TASK PROMPT:
Find how many lines contain "JSON" and state only that number.

STORED ROWS:
*****
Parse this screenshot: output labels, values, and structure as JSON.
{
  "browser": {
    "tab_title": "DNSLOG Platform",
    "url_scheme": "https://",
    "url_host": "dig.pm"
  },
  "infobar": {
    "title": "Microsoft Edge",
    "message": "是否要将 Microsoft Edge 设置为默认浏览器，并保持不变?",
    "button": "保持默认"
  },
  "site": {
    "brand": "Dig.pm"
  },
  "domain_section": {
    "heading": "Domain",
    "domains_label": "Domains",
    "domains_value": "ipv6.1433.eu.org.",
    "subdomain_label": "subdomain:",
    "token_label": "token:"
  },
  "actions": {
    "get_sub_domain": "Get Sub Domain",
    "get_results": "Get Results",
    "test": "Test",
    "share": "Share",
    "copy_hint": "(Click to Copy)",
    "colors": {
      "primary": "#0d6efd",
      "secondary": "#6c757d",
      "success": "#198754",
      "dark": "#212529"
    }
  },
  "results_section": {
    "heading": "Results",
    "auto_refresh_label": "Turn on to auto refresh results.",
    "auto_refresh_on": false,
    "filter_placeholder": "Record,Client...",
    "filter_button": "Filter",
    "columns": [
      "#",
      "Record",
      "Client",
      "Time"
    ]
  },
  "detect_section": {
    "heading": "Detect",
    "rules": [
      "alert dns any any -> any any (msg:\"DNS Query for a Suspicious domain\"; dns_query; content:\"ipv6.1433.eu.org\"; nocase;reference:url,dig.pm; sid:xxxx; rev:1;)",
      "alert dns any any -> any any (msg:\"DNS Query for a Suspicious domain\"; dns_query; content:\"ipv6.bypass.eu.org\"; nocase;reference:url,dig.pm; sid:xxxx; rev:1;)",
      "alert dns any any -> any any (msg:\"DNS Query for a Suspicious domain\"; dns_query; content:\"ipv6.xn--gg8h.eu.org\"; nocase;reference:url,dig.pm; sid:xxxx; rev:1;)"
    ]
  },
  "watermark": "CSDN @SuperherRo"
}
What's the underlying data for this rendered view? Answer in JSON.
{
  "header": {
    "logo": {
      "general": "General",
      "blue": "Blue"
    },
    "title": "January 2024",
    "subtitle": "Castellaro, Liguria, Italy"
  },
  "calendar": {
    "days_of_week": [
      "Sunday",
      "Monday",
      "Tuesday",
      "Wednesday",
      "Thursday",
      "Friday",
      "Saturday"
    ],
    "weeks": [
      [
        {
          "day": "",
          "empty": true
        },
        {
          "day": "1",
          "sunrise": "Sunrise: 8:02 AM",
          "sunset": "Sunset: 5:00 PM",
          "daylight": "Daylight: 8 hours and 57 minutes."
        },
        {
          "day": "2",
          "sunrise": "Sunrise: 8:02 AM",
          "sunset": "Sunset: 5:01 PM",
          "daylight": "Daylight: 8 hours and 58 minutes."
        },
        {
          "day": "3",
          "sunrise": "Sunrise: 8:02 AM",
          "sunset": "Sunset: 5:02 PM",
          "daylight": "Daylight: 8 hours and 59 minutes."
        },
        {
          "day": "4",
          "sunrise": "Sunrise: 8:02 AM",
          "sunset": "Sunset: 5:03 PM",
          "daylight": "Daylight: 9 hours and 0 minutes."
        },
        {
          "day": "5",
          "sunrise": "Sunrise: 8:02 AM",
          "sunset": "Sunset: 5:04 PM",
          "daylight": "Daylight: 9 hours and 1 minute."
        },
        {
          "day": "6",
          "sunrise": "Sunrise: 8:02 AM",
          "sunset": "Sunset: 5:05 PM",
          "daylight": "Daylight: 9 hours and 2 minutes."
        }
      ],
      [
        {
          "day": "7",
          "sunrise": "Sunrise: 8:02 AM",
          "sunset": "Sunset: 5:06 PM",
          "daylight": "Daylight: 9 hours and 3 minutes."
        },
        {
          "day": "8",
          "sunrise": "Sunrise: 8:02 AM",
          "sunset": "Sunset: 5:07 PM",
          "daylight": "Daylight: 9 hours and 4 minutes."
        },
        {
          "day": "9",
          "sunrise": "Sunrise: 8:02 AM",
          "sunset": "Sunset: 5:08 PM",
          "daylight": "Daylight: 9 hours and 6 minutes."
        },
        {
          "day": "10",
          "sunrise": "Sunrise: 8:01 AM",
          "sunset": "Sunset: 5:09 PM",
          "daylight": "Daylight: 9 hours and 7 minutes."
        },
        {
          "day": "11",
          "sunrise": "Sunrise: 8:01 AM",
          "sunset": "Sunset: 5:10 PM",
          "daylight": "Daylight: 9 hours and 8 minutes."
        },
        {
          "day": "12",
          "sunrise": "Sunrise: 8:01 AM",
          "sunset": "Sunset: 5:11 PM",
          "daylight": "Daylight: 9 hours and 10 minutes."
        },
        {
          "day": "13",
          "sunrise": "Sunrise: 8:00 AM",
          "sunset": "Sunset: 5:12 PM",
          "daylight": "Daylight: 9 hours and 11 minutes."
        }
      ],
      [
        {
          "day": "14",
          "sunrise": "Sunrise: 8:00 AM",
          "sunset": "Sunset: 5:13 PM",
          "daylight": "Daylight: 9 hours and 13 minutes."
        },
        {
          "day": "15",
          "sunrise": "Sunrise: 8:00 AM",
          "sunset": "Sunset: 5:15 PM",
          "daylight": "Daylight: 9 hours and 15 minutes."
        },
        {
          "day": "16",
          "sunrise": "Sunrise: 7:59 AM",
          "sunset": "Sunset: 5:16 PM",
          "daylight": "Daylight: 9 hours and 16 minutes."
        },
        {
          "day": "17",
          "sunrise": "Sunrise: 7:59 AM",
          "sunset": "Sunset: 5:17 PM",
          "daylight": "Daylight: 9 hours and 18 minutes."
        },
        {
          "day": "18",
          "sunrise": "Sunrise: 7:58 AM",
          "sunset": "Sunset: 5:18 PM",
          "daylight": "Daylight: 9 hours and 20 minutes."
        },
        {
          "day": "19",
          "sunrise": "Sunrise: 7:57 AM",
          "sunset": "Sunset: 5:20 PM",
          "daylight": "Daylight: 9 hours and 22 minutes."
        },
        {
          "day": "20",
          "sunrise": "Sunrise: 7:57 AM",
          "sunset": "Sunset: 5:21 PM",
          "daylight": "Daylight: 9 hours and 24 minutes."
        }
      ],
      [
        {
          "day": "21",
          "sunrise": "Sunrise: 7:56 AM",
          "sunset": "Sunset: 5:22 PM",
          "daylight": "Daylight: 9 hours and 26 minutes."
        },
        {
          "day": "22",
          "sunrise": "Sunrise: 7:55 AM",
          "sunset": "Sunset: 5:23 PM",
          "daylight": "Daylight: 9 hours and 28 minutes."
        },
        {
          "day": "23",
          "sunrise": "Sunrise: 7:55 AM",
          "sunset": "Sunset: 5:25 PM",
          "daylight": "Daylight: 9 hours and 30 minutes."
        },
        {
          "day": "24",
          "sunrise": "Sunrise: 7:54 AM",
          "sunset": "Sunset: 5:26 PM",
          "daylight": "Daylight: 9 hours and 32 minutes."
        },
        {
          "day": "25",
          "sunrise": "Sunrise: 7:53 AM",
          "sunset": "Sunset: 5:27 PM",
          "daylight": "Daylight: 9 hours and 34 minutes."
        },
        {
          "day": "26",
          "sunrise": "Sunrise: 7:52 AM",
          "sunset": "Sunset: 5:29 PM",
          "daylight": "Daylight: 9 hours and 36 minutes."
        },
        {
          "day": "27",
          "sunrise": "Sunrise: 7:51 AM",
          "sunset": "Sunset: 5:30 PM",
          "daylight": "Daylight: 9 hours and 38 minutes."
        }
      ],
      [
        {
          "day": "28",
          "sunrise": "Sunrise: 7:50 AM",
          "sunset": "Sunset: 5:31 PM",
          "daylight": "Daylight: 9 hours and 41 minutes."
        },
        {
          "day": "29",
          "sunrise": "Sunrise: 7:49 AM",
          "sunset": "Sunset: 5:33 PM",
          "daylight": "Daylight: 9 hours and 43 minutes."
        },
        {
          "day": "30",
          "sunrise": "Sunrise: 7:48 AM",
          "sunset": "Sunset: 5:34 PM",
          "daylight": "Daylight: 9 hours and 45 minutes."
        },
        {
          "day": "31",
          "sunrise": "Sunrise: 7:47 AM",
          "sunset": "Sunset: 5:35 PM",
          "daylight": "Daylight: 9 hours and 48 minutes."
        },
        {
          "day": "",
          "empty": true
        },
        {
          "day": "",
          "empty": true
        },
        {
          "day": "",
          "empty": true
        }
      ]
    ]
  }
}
*****
TASK ANSWER:
2